Which lines hold the word "this"? Show each of them.
— Begin —
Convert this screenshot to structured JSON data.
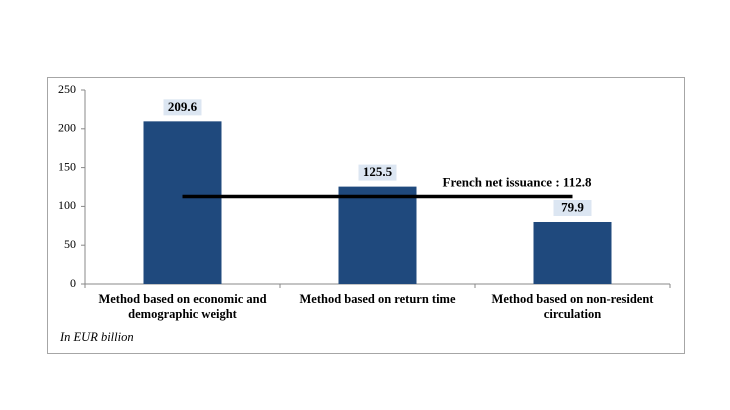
{
  "chart_data": {
    "type": "bar",
    "categories": [
      "Method based on economic and demographic weight",
      "Method based on return time",
      "Method based on non-resident circulation"
    ],
    "values": [
      209.6,
      125.5,
      79.9
    ],
    "color": "#1f497d",
    "ylim": [
      0,
      250
    ],
    "yticks": [
      0,
      50,
      100,
      150,
      200,
      250
    ],
    "grid": false,
    "reference_line": {
      "value": 112.8,
      "label": "French net issuance : 112.8"
    },
    "note": "In EUR billion"
  }
}
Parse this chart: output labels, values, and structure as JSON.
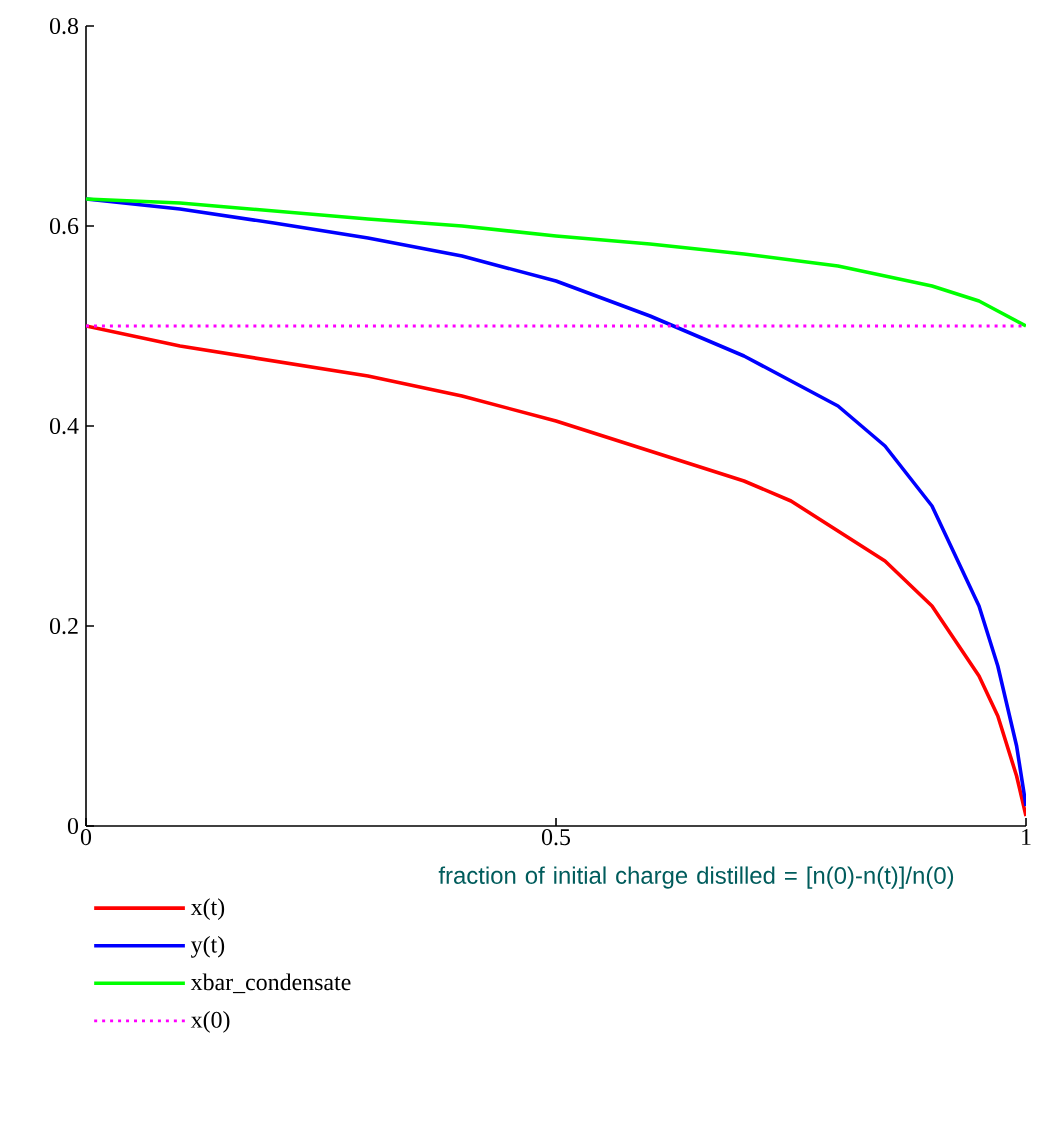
{
  "chart_data": {
    "type": "line",
    "xlabel": "fraction of initial charge distilled = [n(0)-n(t)]/n(0)",
    "xlim": [
      0,
      1
    ],
    "ylim": [
      0,
      0.8
    ],
    "xticks": [
      0,
      0.5,
      1
    ],
    "yticks": [
      0,
      0.2,
      0.4,
      0.6,
      0.8
    ],
    "grid": false,
    "legend": "bottom left",
    "marker": "none",
    "series": [
      {
        "name": "x(t)",
        "color": "#ff0000",
        "line_style": "solid",
        "x": [
          0,
          0.1,
          0.2,
          0.3,
          0.4,
          0.5,
          0.6,
          0.7,
          0.75,
          0.8,
          0.85,
          0.9,
          0.95,
          0.97,
          0.99,
          1
        ],
        "values": [
          0.5,
          0.48,
          0.465,
          0.45,
          0.43,
          0.405,
          0.375,
          0.345,
          0.325,
          0.295,
          0.265,
          0.22,
          0.15,
          0.11,
          0.05,
          0.01
        ]
      },
      {
        "name": "y(t)",
        "color": "#0000ff",
        "line_style": "solid",
        "x": [
          0,
          0.1,
          0.2,
          0.3,
          0.4,
          0.5,
          0.6,
          0.65,
          0.7,
          0.8,
          0.85,
          0.9,
          0.95,
          0.97,
          0.99,
          1
        ],
        "values": [
          0.627,
          0.617,
          0.603,
          0.588,
          0.57,
          0.545,
          0.51,
          0.49,
          0.47,
          0.42,
          0.38,
          0.32,
          0.22,
          0.16,
          0.08,
          0.02
        ]
      },
      {
        "name": "xbar_condensate",
        "color": "#00ff00",
        "line_style": "solid",
        "x": [
          0,
          0.1,
          0.2,
          0.3,
          0.4,
          0.5,
          0.6,
          0.7,
          0.8,
          0.9,
          0.95,
          1
        ],
        "values": [
          0.627,
          0.623,
          0.615,
          0.607,
          0.6,
          0.59,
          0.582,
          0.572,
          0.56,
          0.54,
          0.525,
          0.5
        ]
      },
      {
        "name": "x(0)",
        "color": "#ff00ff",
        "line_style": "dotted",
        "x": [
          0,
          1
        ],
        "values": [
          0.5,
          0.5
        ]
      }
    ]
  }
}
— End —
■ In response:
Convert this screenshot to structured JSON data.
Parse this chart: output labels, values, and structure as JSON.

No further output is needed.